▸ Provided data
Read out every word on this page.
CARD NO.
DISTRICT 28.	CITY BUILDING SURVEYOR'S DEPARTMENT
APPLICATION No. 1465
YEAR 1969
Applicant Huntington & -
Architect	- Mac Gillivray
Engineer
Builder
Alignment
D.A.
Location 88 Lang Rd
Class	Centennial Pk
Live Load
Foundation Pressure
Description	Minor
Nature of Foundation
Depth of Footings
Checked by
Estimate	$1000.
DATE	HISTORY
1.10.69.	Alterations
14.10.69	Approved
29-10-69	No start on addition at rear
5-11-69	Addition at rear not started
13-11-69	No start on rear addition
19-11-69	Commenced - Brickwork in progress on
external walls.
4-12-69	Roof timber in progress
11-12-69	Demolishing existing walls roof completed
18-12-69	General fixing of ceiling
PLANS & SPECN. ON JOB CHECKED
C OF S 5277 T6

▸ Given exercise
Make a list of all lines in the data that contain "progress".

▸ Task answer
19-11-69	Commenced - Brickwork in progress on
4-12-69	Roof timber in progress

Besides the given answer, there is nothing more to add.